## EXERCISE TASK
Copy out, from the entries below, each line holding the string "zero".

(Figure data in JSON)
[start]
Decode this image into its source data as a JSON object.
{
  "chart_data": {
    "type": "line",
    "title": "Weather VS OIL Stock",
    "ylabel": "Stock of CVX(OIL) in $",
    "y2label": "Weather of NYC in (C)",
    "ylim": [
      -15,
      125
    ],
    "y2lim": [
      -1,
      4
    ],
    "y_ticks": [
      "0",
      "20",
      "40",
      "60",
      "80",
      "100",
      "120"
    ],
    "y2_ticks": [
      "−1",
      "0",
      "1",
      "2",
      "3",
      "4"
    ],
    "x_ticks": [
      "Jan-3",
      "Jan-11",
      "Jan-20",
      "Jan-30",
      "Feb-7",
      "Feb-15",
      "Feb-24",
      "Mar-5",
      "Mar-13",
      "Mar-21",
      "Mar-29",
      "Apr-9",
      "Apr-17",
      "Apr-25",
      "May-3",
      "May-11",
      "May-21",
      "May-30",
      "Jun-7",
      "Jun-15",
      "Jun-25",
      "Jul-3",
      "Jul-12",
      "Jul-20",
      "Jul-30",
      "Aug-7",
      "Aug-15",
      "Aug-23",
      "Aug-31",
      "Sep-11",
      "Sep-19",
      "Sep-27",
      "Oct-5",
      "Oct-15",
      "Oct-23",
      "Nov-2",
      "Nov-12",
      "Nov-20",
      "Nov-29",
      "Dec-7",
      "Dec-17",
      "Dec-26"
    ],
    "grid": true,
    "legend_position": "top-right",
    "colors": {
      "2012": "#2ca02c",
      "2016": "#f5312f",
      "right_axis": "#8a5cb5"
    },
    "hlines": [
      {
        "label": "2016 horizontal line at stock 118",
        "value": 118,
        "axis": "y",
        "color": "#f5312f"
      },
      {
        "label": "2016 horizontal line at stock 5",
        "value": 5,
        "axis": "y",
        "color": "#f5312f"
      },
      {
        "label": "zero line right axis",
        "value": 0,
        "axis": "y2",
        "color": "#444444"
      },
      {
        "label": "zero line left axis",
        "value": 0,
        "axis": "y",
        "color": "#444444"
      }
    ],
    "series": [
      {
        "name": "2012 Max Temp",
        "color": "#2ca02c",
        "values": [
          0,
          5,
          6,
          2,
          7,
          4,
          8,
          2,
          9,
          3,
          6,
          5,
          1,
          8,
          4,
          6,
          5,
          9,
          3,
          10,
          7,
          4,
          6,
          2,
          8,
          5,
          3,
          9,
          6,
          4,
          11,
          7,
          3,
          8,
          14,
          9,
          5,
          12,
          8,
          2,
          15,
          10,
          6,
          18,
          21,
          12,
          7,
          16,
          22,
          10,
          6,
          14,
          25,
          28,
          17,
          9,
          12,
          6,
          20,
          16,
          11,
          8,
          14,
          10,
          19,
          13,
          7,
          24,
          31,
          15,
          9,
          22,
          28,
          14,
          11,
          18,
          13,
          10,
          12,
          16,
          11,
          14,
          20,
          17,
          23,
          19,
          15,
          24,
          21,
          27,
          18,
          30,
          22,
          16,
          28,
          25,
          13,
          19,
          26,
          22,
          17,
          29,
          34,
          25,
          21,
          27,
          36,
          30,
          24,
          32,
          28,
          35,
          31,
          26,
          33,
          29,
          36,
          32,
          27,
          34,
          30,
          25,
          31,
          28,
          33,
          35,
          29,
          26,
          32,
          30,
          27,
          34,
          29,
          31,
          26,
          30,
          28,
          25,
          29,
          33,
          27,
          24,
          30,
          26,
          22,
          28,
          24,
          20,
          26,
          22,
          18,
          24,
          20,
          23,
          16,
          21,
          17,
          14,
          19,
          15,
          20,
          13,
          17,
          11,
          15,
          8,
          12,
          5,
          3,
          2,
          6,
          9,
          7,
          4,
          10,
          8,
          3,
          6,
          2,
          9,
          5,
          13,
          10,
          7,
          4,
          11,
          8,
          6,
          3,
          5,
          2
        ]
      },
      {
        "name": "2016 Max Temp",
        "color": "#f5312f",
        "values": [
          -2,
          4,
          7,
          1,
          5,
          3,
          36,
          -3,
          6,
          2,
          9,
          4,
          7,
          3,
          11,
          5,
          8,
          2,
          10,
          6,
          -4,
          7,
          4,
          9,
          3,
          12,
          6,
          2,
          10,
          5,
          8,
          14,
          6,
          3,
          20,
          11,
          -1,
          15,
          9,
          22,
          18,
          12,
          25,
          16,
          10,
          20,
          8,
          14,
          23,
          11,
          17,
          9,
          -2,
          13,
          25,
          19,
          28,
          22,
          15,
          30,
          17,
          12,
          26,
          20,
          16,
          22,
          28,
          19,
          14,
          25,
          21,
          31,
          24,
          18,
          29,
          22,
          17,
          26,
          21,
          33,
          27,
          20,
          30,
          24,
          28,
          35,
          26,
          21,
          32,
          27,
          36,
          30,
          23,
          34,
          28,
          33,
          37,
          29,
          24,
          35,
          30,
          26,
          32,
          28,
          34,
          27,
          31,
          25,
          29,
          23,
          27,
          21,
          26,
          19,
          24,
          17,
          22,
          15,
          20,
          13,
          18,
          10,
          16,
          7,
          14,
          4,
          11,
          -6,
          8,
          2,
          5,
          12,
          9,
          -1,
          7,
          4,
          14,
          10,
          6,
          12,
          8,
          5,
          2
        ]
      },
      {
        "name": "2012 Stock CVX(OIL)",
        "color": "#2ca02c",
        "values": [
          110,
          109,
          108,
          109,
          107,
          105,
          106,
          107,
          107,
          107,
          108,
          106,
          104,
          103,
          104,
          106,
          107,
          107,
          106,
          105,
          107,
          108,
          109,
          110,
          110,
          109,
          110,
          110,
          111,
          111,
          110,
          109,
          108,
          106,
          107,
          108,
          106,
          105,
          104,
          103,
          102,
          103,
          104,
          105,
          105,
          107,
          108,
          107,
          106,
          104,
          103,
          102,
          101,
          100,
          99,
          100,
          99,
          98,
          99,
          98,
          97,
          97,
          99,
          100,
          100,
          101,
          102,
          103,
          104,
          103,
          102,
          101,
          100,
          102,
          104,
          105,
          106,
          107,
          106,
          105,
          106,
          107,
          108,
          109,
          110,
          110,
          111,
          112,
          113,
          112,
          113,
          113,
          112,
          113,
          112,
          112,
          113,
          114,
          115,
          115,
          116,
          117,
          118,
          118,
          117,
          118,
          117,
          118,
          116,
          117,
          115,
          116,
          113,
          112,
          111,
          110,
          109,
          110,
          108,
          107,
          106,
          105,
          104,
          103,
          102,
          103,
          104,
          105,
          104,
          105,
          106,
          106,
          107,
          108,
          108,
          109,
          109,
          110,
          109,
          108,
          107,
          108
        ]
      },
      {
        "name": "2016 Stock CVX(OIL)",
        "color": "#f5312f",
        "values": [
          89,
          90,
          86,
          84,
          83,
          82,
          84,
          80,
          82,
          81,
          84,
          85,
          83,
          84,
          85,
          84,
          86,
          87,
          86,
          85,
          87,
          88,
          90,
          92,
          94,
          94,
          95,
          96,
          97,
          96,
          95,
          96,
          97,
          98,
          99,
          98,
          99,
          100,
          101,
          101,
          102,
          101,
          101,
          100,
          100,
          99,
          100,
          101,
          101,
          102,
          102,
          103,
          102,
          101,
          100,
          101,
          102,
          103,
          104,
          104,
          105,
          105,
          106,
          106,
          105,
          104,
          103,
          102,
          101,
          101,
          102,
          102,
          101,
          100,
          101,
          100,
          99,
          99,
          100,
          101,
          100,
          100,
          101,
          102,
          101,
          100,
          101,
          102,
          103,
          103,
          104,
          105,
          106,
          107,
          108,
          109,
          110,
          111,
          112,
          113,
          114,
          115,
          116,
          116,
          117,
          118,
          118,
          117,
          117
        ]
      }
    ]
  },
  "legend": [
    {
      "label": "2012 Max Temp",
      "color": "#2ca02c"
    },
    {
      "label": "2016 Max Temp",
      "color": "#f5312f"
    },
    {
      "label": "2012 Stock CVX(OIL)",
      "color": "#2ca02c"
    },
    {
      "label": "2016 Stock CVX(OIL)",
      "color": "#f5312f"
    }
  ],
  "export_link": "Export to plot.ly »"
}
[end]
## SOLUTION
        "label": "zero line right axis",
        "label": "zero line left axis",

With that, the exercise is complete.